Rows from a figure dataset
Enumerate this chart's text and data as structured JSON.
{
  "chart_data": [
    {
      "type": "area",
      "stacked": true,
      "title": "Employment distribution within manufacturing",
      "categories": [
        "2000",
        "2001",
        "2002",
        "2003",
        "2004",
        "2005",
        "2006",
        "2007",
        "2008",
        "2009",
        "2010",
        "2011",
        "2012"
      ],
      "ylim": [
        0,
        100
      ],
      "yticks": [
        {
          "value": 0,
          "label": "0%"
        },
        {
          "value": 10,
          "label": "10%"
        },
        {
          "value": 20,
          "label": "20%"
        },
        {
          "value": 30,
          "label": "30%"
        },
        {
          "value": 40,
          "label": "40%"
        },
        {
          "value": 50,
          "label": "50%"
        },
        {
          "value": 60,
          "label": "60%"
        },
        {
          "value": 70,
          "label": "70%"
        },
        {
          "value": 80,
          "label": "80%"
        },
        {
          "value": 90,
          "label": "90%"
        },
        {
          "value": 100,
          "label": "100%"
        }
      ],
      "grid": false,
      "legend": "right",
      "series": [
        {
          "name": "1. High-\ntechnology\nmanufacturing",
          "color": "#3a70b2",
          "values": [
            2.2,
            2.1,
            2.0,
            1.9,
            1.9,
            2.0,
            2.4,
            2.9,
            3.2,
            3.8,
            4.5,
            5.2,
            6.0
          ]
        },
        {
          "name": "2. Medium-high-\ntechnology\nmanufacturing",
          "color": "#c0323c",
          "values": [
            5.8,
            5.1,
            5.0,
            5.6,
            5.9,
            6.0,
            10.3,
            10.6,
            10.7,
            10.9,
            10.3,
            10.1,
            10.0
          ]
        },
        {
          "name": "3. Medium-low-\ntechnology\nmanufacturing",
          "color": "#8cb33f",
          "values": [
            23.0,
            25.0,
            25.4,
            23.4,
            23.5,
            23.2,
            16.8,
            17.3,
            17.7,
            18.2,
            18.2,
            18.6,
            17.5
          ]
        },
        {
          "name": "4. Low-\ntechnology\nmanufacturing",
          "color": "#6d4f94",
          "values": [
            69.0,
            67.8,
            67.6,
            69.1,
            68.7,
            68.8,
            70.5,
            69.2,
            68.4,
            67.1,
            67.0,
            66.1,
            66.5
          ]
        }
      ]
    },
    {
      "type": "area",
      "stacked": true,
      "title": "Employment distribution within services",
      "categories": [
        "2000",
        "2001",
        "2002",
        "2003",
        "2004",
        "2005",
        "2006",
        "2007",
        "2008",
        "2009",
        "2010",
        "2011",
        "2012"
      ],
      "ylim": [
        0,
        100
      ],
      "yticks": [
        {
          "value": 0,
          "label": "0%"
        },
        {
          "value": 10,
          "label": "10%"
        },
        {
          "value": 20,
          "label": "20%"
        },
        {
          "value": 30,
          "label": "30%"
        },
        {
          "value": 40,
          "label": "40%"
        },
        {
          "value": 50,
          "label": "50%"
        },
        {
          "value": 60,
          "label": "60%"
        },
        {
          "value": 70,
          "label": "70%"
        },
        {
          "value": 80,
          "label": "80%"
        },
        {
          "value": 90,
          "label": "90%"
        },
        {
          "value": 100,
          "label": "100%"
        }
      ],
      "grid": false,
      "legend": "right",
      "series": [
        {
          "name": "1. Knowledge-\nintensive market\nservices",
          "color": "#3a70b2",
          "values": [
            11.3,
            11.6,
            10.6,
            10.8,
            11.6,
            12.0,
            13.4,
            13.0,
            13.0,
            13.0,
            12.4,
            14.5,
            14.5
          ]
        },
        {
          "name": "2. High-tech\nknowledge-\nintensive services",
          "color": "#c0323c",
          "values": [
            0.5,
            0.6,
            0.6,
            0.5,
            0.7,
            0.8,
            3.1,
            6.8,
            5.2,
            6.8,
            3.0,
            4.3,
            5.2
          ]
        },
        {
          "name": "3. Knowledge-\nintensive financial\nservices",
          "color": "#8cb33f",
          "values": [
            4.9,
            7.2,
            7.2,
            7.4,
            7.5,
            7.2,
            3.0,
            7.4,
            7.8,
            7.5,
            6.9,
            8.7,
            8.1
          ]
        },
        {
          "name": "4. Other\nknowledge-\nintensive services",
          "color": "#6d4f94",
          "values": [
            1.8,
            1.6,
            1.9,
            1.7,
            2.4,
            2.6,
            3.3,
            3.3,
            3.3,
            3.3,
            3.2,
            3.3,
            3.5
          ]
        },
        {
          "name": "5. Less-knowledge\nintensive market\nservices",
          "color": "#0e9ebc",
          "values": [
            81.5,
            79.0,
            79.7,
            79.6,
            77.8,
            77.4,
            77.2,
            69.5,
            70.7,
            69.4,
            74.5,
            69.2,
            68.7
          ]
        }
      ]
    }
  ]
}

THE PROBLEM
Print the entries exactly. Include every one.

FULL ANSWER
Enumerate this chart's text and data as structured JSON.
{
  "chart_data": [
    {
      "type": "area",
      "stacked": true,
      "title": "Employment distribution within manufacturing",
      "categories": [
        "2000",
        "2001",
        "2002",
        "2003",
        "2004",
        "2005",
        "2006",
        "2007",
        "2008",
        "2009",
        "2010",
        "2011",
        "2012"
      ],
      "ylim": [
        0,
        100
      ],
      "yticks": [
        {
          "value": 0,
          "label": "0%"
        },
        {
          "value": 10,
          "label": "10%"
        },
        {
          "value": 20,
          "label": "20%"
        },
        {
          "value": 30,
          "label": "30%"
        },
        {
          "value": 40,
          "label": "40%"
        },
        {
          "value": 50,
          "label": "50%"
        },
        {
          "value": 60,
          "label": "60%"
        },
        {
          "value": 70,
          "label": "70%"
        },
        {
          "value": 80,
          "label": "80%"
        },
        {
          "value": 90,
          "label": "90%"
        },
        {
          "value": 100,
          "label": "100%"
        }
      ],
      "grid": false,
      "legend": "right",
      "series": [
        {
          "name": "1. High-\ntechnology\nmanufacturing",
          "color": "#3a70b2",
          "values": [
            2.2,
            2.1,
            2.0,
            1.9,
            1.9,
            2.0,
            2.4,
            2.9,
            3.2,
            3.8,
            4.5,
            5.2,
            6.0
          ]
        },
        {
          "name": "2. Medium-high-\ntechnology\nmanufacturing",
          "color": "#c0323c",
          "values": [
            5.8,
            5.1,
            5.0,
            5.6,
            5.9,
            6.0,
            10.3,
            10.6,
            10.7,
            10.9,
            10.3,
            10.1,
            10.0
          ]
        },
        {
          "name": "3. Medium-low-\ntechnology\nmanufacturing",
          "color": "#8cb33f",
          "values": [
            23.0,
            25.0,
            25.4,
            23.4,
            23.5,
            23.2,
            16.8,
            17.3,
            17.7,
            18.2,
            18.2,
            18.6,
            17.5
          ]
        },
        {
          "name": "4. Low-\ntechnology\nmanufacturing",
          "color": "#6d4f94",
          "values": [
            69.0,
            67.8,
            67.6,
            69.1,
            68.7,
            68.8,
            70.5,
            69.2,
            68.4,
            67.1,
            67.0,
            66.1,
            66.5
          ]
        }
      ]
    },
    {
      "type": "area",
      "stacked": true,
      "title": "Employment distribution within services",
      "categories": [
        "2000",
        "2001",
        "2002",
        "2003",
        "2004",
        "2005",
        "2006",
        "2007",
        "2008",
        "2009",
        "2010",
        "2011",
        "2012"
      ],
      "ylim": [
        0,
        100
      ],
      "yticks": [
        {
          "value": 0,
          "label": "0%"
        },
        {
          "value": 10,
          "label": "10%"
        },
        {
          "value": 20,
          "label": "20%"
        },
        {
          "value": 30,
          "label": "30%"
        },
        {
          "value": 40,
          "label": "40%"
        },
        {
          "value": 50,
          "label": "50%"
        },
        {
          "value": 60,
          "label": "60%"
        },
        {
          "value": 70,
          "label": "70%"
        },
        {
          "value": 80,
          "label": "80%"
        },
        {
          "value": 90,
          "label": "90%"
        },
        {
          "value": 100,
          "label": "100%"
        }
      ],
      "grid": false,
      "legend": "right",
      "series": [
        {
          "name": "1. Knowledge-\nintensive market\nservices",
          "color": "#3a70b2",
          "values": [
            11.3,
            11.6,
            10.6,
            10.8,
            11.6,
            12.0,
            13.4,
            13.0,
            13.0,
            13.0,
            12.4,
            14.5,
            14.5
          ]
        },
        {
          "name": "2. High-tech\nknowledge-\nintensive services",
          "color": "#c0323c",
          "values": [
            0.5,
            0.6,
            0.6,
            0.5,
            0.7,
            0.8,
            3.1,
            6.8,
            5.2,
            6.8,
            3.0,
            4.3,
            5.2
          ]
        },
        {
          "name": "3. Knowledge-\nintensive financial\nservices",
          "color": "#8cb33f",
          "values": [
            4.9,
            7.2,
            7.2,
            7.4,
            7.5,
            7.2,
            3.0,
            7.4,
            7.8,
            7.5,
            6.9,
            8.7,
            8.1
          ]
        },
        {
          "name": "4. Other\nknowledge-\nintensive services",
          "color": "#6d4f94",
          "values": [
            1.8,
            1.6,
            1.9,
            1.7,
            2.4,
            2.6,
            3.3,
            3.3,
            3.3,
            3.3,
            3.2,
            3.3,
            3.5
          ]
        },
        {
          "name": "5. Less-knowledge\nintensive market\nservices",
          "color": "#0e9ebc",
          "values": [
            81.5,
            79.0,
            79.7,
            79.6,
            77.8,
            77.4,
            77.2,
            69.5,
            70.7,
            69.4,
            74.5,
            69.2,
            68.7
          ]
        }
      ]
    }
  ]
}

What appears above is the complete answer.